* EXERCISE AIM
Print the entries that appear below, exactly as written and without their pictures.

Excerpt from a dataset
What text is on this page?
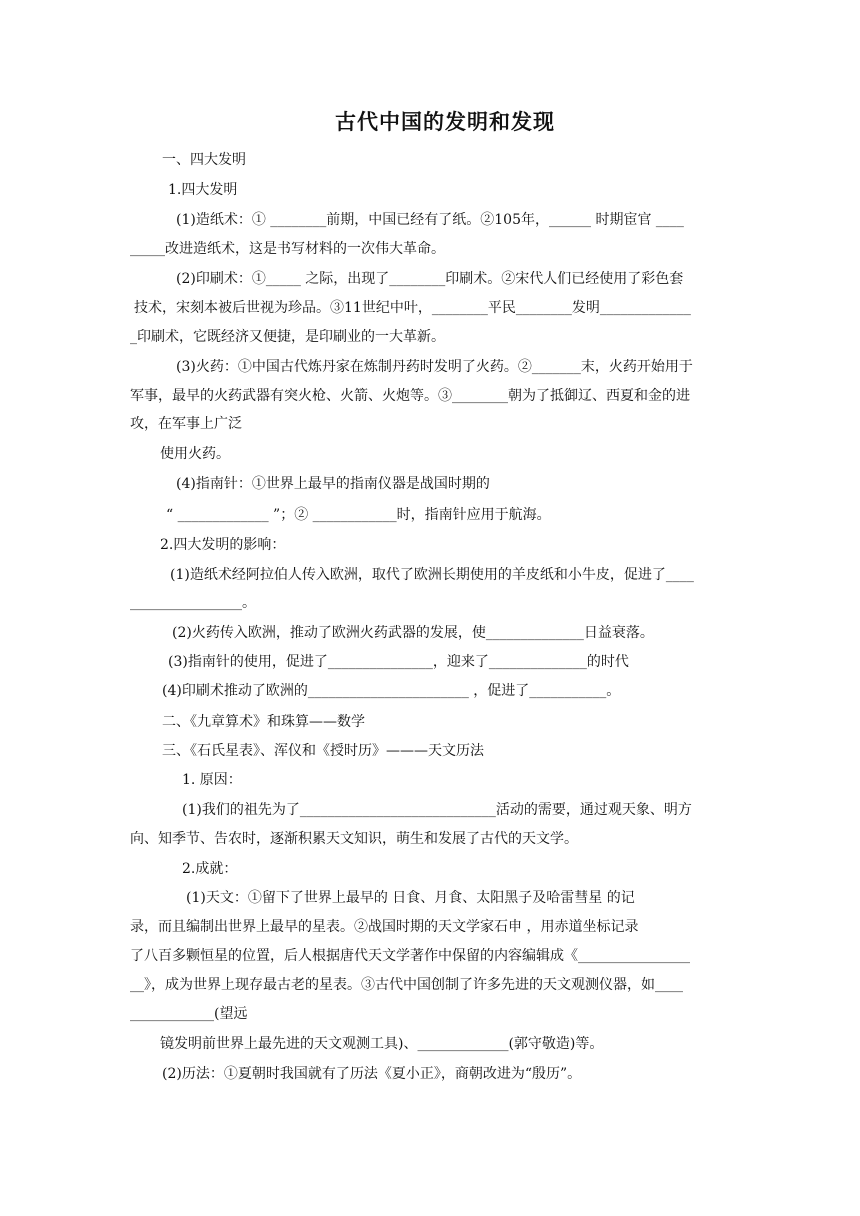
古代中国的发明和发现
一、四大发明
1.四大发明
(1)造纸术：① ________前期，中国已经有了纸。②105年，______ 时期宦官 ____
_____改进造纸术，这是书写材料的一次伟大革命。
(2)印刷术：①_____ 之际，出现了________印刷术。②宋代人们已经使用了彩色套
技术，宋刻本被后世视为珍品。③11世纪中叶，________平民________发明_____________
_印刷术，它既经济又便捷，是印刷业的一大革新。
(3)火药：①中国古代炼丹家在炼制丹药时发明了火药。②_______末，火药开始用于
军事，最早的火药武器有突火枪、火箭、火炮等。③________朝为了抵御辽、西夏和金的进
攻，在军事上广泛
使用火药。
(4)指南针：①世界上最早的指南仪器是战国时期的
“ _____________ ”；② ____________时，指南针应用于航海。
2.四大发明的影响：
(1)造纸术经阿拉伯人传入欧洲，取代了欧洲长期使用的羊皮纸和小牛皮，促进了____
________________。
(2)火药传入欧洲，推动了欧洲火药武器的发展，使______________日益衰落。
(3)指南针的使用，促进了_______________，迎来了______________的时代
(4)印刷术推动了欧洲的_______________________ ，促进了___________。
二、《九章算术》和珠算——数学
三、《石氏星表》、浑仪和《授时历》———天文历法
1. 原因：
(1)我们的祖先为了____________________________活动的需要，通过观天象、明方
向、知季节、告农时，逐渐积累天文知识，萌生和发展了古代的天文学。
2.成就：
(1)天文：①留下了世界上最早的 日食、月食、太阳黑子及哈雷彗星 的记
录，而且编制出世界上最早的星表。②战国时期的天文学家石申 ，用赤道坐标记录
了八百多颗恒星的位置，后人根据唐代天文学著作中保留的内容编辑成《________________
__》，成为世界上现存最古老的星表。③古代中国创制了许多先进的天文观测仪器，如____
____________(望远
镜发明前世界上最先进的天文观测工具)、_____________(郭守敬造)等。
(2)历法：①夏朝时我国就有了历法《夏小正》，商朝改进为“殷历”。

* EXERCISE OUTPUT
What text is on this page?
古代中国的发明和发现
一、四大发明
1.四大发明
(1)造纸术：① ________前期，中国已经有了纸。②105年，______ 时期宦官 ____
_____改进造纸术，这是书写材料的一次伟大革命。
(2)印刷术：①_____ 之际，出现了________印刷术。②宋代人们已经使用了彩色套
技术，宋刻本被后世视为珍品。③11世纪中叶，________平民________发明_____________
_印刷术，它既经济又便捷，是印刷业的一大革新。
(3)火药：①中国古代炼丹家在炼制丹药时发明了火药。②_______末，火药开始用于
军事，最早的火药武器有突火枪、火箭、火炮等。③________朝为了抵御辽、西夏和金的进
攻，在军事上广泛
使用火药。
(4)指南针：①世界上最早的指南仪器是战国时期的
“ _____________ ”；② ____________时，指南针应用于航海。
2.四大发明的影响：
(1)造纸术经阿拉伯人传入欧洲，取代了欧洲长期使用的羊皮纸和小牛皮，促进了____
________________。
(2)火药传入欧洲，推动了欧洲火药武器的发展，使______________日益衰落。
(3)指南针的使用，促进了_______________，迎来了______________的时代
(4)印刷术推动了欧洲的_______________________ ，促进了___________。
二、《九章算术》和珠算——数学
三、《石氏星表》、浑仪和《授时历》———天文历法
1. 原因：
(1)我们的祖先为了____________________________活动的需要，通过观天象、明方
向、知季节、告农时，逐渐积累天文知识，萌生和发展了古代的天文学。
2.成就：
(1)天文：①留下了世界上最早的 日食、月食、太阳黑子及哈雷彗星 的记
录，而且编制出世界上最早的星表。②战国时期的天文学家石申 ，用赤道坐标记录
了八百多颗恒星的位置，后人根据唐代天文学著作中保留的内容编辑成《________________
__》，成为世界上现存最古老的星表。③古代中国创制了许多先进的天文观测仪器，如____
____________(望远
镜发明前世界上最先进的天文观测工具)、_____________(郭守敬造)等。
(2)历法：①夏朝时我国就有了历法《夏小正》，商朝改进为“殷历”。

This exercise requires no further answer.